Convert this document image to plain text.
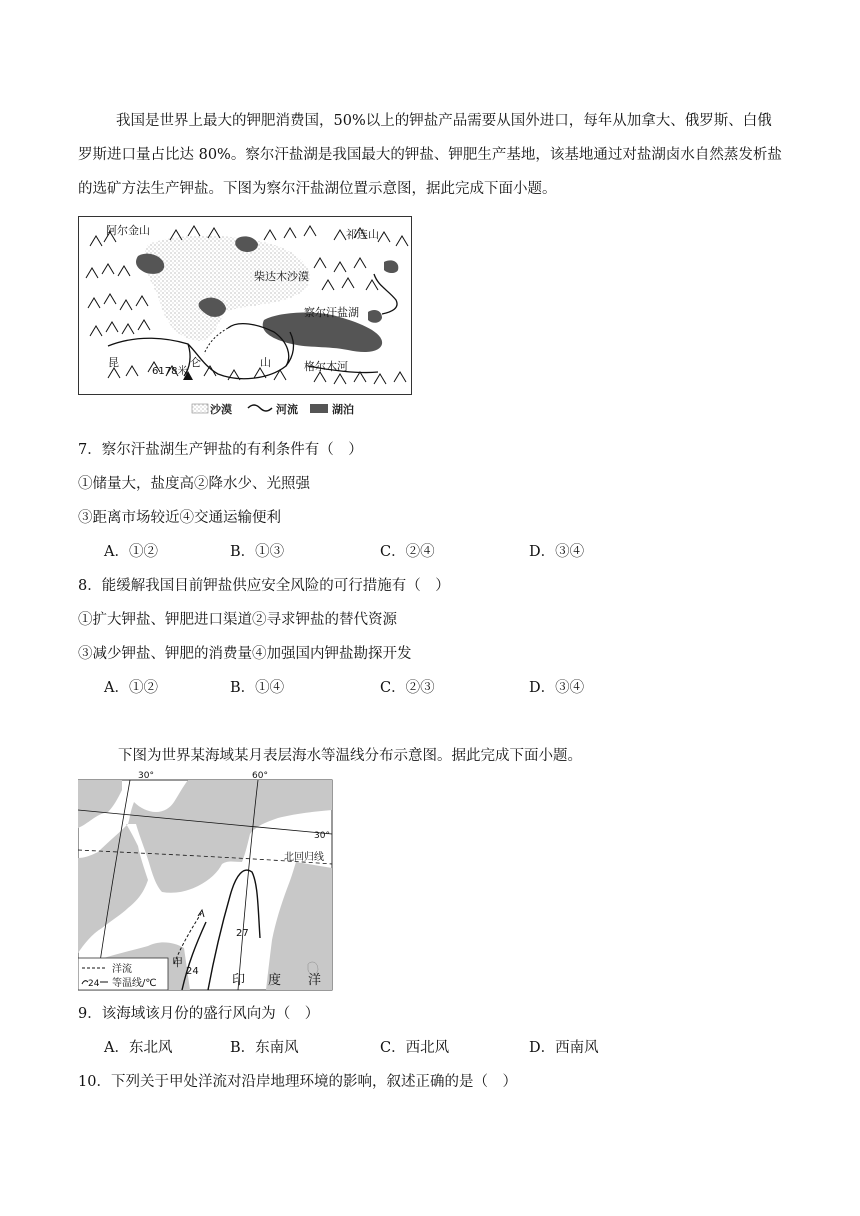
我国是世界上最大的钾肥消费国，50%以上的钾盐产品需要从国外进口，每年从加拿大、俄罗斯、白俄罗斯进口量占比达 80%。察尔汗盐湖是我国最大的钾盐、钾肥生产基地，该基地通过对盐湖卤水自然蒸发析盐的选矿方法生产钾盐。下图为察尔汗盐湖位置示意图，据此完成下面小题。
阿尔金山	祁连山
柴达木沙漠
察尔汗盐湖
昆	仑	山
6178米	格尔木河
沙漠	河流	湖泊
7．察尔汗盐湖生产钾盐的有利条件有（　）
①储量大，盐度高②降水少、光照强
③距离市场较近④交通运输便利
A．①②	B．①③	C．②④	D．③④
8．能缓解我国目前钾盐供应安全风险的可行措施有（　）
①扩大钾盐、钾肥进口渠道②寻求钾盐的替代资源
③减少钾盐、钾肥的消费量④加强国内钾盐勘探开发
A．①②	B．①④	C．②③	D．③④
下图为世界某海域某月表层海水等温线分布示意图。据此完成下面小题。
30°	60°
30°
北回归线
27
24
甲
印 度 洋
洋流
24 等温线/℃
9．该海域该月份的盛行风向为（　）
A．东北风	B．东南风	C．西北风	D．西南风
10．下列关于甲处洋流对沿岸地理环境的影响，叙述正确的是（　）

> Exercise details
Make an exact copy of the listing above. Do not include the pictures.

> Solution for this task
Convert this document image to plain text.
我国是世界上最大的钾肥消费国，50%以上的钾盐产品需要从国外进口，每年从加拿大、俄罗斯、白俄罗斯进口量占比达 80%。察尔汗盐湖是我国最大的钾盐、钾肥生产基地，该基地通过对盐湖卤水自然蒸发析盐的选矿方法生产钾盐。下图为察尔汗盐湖位置示意图，据此完成下面小题。
阿尔金山	祁连山
柴达木沙漠
察尔汗盐湖
昆	仑	山
6178米	格尔木河
沙漠	河流	湖泊
7．察尔汗盐湖生产钾盐的有利条件有（　）
①储量大，盐度高②降水少、光照强
③距离市场较近④交通运输便利
A．①②	B．①③	C．②④	D．③④
8．能缓解我国目前钾盐供应安全风险的可行措施有（　）
①扩大钾盐、钾肥进口渠道②寻求钾盐的替代资源
③减少钾盐、钾肥的消费量④加强国内钾盐勘探开发
A．①②	B．①④	C．②③	D．③④
下图为世界某海域某月表层海水等温线分布示意图。据此完成下面小题。
30°	60°
30°
北回归线
27
24
甲
印 度 洋
洋流
24 等温线/℃
9．该海域该月份的盛行风向为（　）
A．东北风	B．东南风	C．西北风	D．西南风
10．下列关于甲处洋流对沿岸地理环境的影响，叙述正确的是（　）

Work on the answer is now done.